> **Exercise requirements**:
**A)** Rewrite the part of the Narsil thread between "Why do the Dunidain, race" and "from Sauron's hand.", inclusive, putting "Dunedain" in place of "Rangers".
**B)** Extend the forum thread about the broken sword Narsil past its last post.

> **Selected excerpt**:
━━━━━━━━━━━━━━━━

# Narsil



## Masso (Jan 11, 2005)

For those of you how don't know is the Blade that was Broken.
Why do the Dunidain, race of Numinor, carry the sword around so long broken instead of getting it reforged like Aragon did?


----------



## HLGStrider (Jan 11, 2005)

Let me give you a similar question: Why hasn't the U.S. government fixed the crack in the Liberty Bell?

Somethings are more sacred/important/symbollic broken than they would be fixed. That is one reason. I imagine the Rangers would have been afraid to mar the near holiness of Isildur's blade, the shards of which had sliced the finger from Sauron's hand. 

But that is probably not even half the reason. The main reason is symbolism. The breaking of Elendil's sword symbolized the breaking of the line. Elendil and Anarion were slain. The unifying member of the family, Elendil, who probably kept some governership over both Arnor and Gondor, had died. Isildur most likely would have reforged the sword when he returned, and perhaps would have made claim to Anarion's section of the lands, we will never know that, but he failed with the Ring and so forfeited the right to his inheritence. 

Only by undoing the evil of Isildur's greed could his heir reclaim his inheritence and be wrothy to weild the sword of Elendil, the true king of both the North and South kingdom. 

Isildur's family made one attempt to reunite the kingdoms prior to Aragorn and were turned down. I imagine that, had they been accepted, they would have reforged the sword. 

Aragorn was going on a duel mission: to end the Ring's power as his predescessor should have and to reunite the kingdoms as his predescessor would have. In some ways he was Isildur as Isildur should have been.

━━━━━━━━━━━━━━━━

> **Data excerpt**:
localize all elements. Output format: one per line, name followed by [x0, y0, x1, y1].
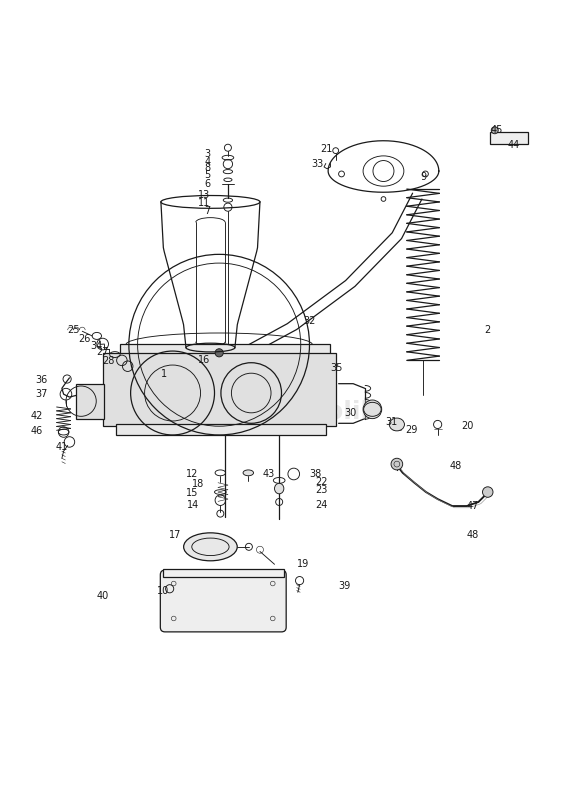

━━━━━━━━━━━━━━━━

> **Final answers**:
**A)**
Why do the Dunidain, race of Numinor, carry the sword around so long broken instead of getting it reforged like Aragon did?


----------



## HLGStrider (Jan 11, 2005)

Let me give you a similar question: Why hasn't the U.S. government fixed the crack in the Liberty Bell?

Somethings are more sacred/important/symbollic broken than they would be fixed. That is one reason. I imagine the Dunedain would have been afraid to mar the near holiness of Isildur's blade, the shards of which had sliced the finger from Sauron's hand.

**B)**
----------



## Eledhwen (Jan 16, 2005)

The breaking of the sword symbolised the breaking of Sauron's power. It was very shortly after that, when Isildur met his end at the Gladden Fields, that the shards of Narsil were sent with his squire Ohtar to Imladris. Isildur himself tried to leave the battlefield to take the Ring to the 'Keepers of the Three' (ie: the Elves), but he was killed before he had finished crossing the Anduin, and his remains were lost, along with the Ring.

There is no evidence that the shards were carried by all Isildur's heirs, but Aragorn was definitely carrying it when he met Frodo, but by then Sauron's power was rising again. 

It was only 100 years before Bilbo's quest that Gandalf realised that Sauron had risen again, and it took some time before he could convince Saruman (who had his own reasons for being difficult).

However, once it was established that not only was Sauron returned and his power was rising, but that the Ring had been found and Sauron knew the name and residence of its keeper, things had changed. Elrond, who had great foresight, saw that the blade would be needed, and had it reforged - itself an act of defiance against Sauron who was the blade's last victim.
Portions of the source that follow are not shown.